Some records
>>>>>
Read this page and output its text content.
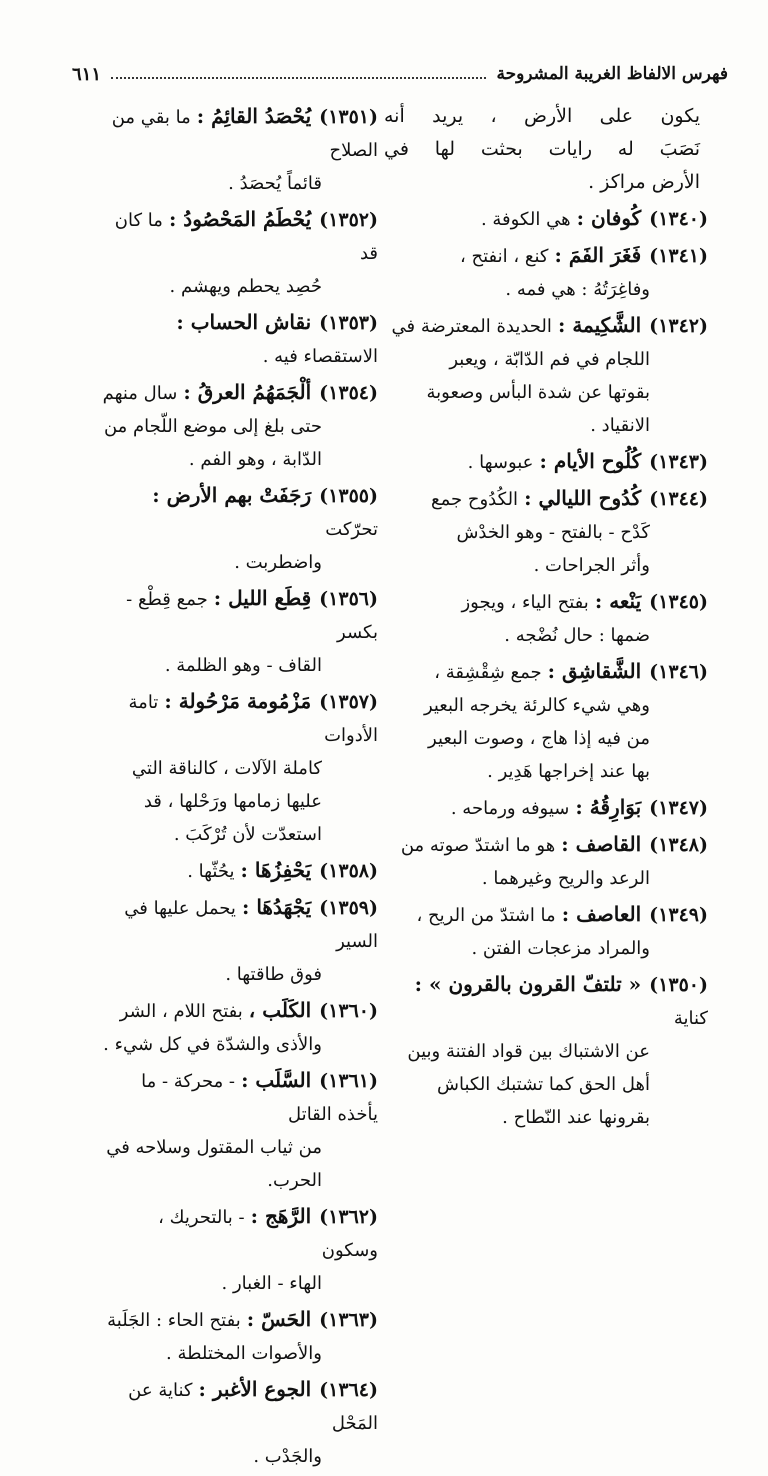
فهرس الالفاظ الغريبة المشروحة
٦١١

يكون على الأرض ، يريد أنه

نَصَبَ له رايات بحثت لها في

الأرض مراكز .

(١٣٤٠)كُوفان : هي الكوفة .

(١٣٤١)فَغَرَ الفَمَ : كنع ، انفتح ،

وفاغِرَتُهُ : هي فمه .

(١٣٤٢)الشَّكِيمة : الحديدة المعترضة في

اللجام في فم الدّابّة ، ويعبر

بقوتها عن شدة البأس وصعوبة

الانقياد .

(١٣٤٣)كُلُوح الأيام : عبوسها .

(١٣٤٤)كُدُوح الليالي : الكُدُوح جمع

كَدْح - بالفتح - وهو الخدْش

وأثر الجراحات .

(١٣٤٥)يَنْعه : بفتح الياء ، ويجوز

ضمها : حال نُضْجه .

(١٣٤٦)الشَّقاشِق : جمع شِقْشِقة ،

وهي شيء كالرئة يخرجه البعير

من فيه إذا هاج ، وصوت البعير

بها عند إخراجها هَدِير .

(١٣٤٧)بَوَارِقُهُ : سيوفه ورماحه .

(١٣٤٨)القاصف : هو ما اشتدّ صوته من

الرعد والريح وغيرهما .

(١٣٤٩)العاصف : ما اشتدّ من الريح ،

والمراد مزعجات الفتن .

(١٣٥٠)« تلتفّ القرون بالقرون » : كناية

عن الاشتباك بين قواد الفتنة وبين

أهل الحق كما تشتبك الكباش

بقرونها عند النّطاح .

(١٣٥١)يُحْصَدُ القائِمُ : ما بقي من الصلاح

قائماً يُحصَدُ .

(١٣٥٢)يُحْطَمُ المَحْصُودُ : ما كان قد

حُصِد يحطم ويهشم .

(١٣٥٣)نقاش الحساب : الاستقصاء فيه .

(١٣٥٤)ألْجَمَهُمُ العرقُ : سال منهم

حتى بلغ إلى موضع اللّجام من

الدّابة ، وهو الفم .

(١٣٥٥)رَجَفَتْ بهم الأرض : تحرّكت

واضطربت .

(١٣٥٦)قِطَع الليل : جمع قِطْع - بكسر

القاف - وهو الظلمة .

(١٣٥٧)مَزْمُومة مَرْحُولة : تامة الأدوات

كاملة الآلات ، كالناقة التي

عليها زمامها ورَحْلها ، قد

استعدّت لأن تُرْكَبَ .

(١٣٥٨)يَحْفِزُهَا : يحُثّها .

(١٣٥٩)يَجْهَدُهَا : يحمل عليها في السير

فوق طاقتها .

(١٣٦٠)الكَلَب ، بفتح اللام ، الشر

والأذى والشدّة في كل شيء .

(١٣٦١)السَّلَب : - محركة - ما يأخذه القاتل

من ثياب المقتول وسلاحه في الحرب.

(١٣٦٢)الرَّهَج : - بالتحريك ، وسكون

الهاء - الغبار .

(١٣٦٣)الحَسّ : بفتح الحاء : الجَلَبة

والأصوات المختلطة .

(١٣٦٤)الجوع الأغبر : كناية عن المَحْل

والجَدْب .
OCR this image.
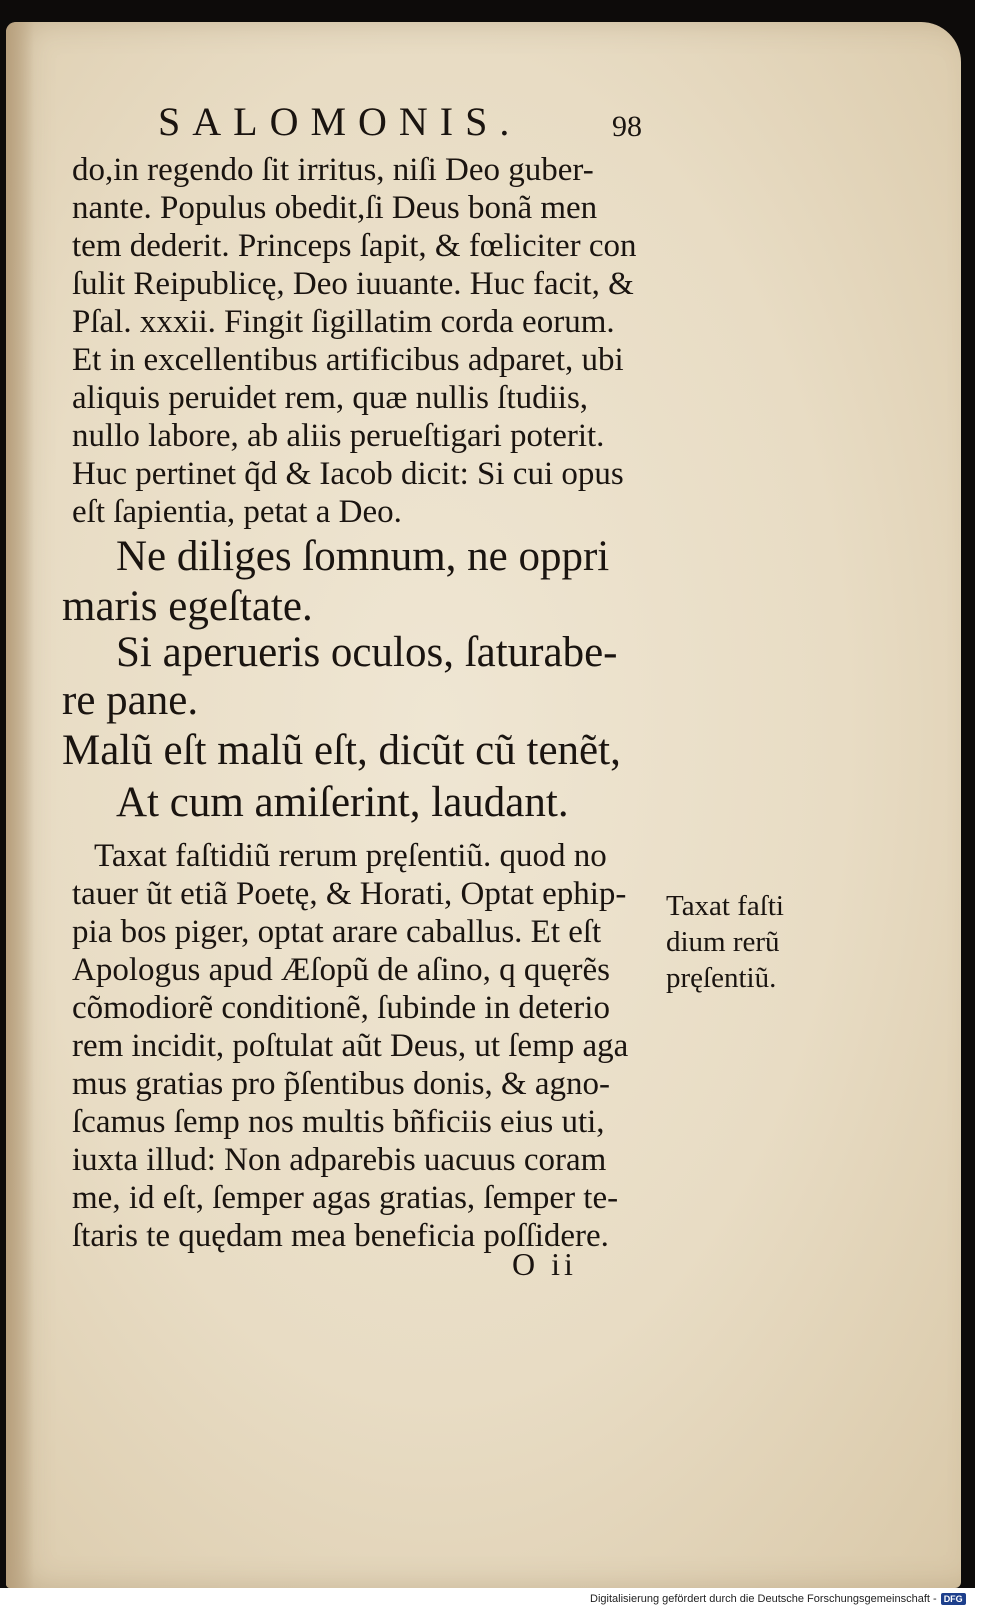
SALOMONIS.	98
do,in regendo ſit irritus, niſi Deo guber-
nante. Populus obedit,ſi Deus bonã men
tem dederit. Princeps ſapit, & fœliciter con
ſulit Reipublicę, Deo iuuante. Huc facit, &
Pſal. xxxii. Fingit ſigillatim corda eorum.
Et in excellentibus artificibus adparet, ubi
aliquis peruidet rem, quæ nullis ſtudiis,
nullo labore, ab aliis perueſtigari poterit.
Huc pertinet q̃d & Iacob dicit: Si cui opus
eſt ſapientia, petat a Deo.
Ne diliges ſomnum, ne oppri
maris egeſtate.
Si aperueris oculos, ſaturabe-
re pane.
Malũ eſt malũ eſt, dicũt cũ tenẽt,
At cum amiſerint, laudant.
Taxat faſtidiũ rerum pręſentiũ. quod no
tauer ũt etiã Poetę, & Horati, Optat ephip-
pia bos piger, optat arare caballus. Et eſt
Apologus apud Æſopũ de aſino, q quęrẽs
cõmodiorẽ conditionẽ, ſubinde in deterio
rem incidit, poſtulat aũt Deus, ut ſemp aga
mus gratias pro p̃ſentibus donis, & agno-
ſcamus ſemp nos multis bñficiis eius uti,
iuxta illud: Non adparebis uacuus coram
me, id eſt, ſemper agas gratias, ſemper te-
ſtaris te quędam mea beneficia poſſidere.
O ii
Taxat faſti
dium rerũ
pręſentiũ.
Digitalisierung gefördert durch die Deutsche Forschungsgemeinschaft - DFG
<<<<<
AIM. Copy every line of the listing where the word "البعير" appears.

FULL RESPONSE.
وهي شيء كالرئة يخرجه البعير
من فيه إذا هاج ، وصوت البعير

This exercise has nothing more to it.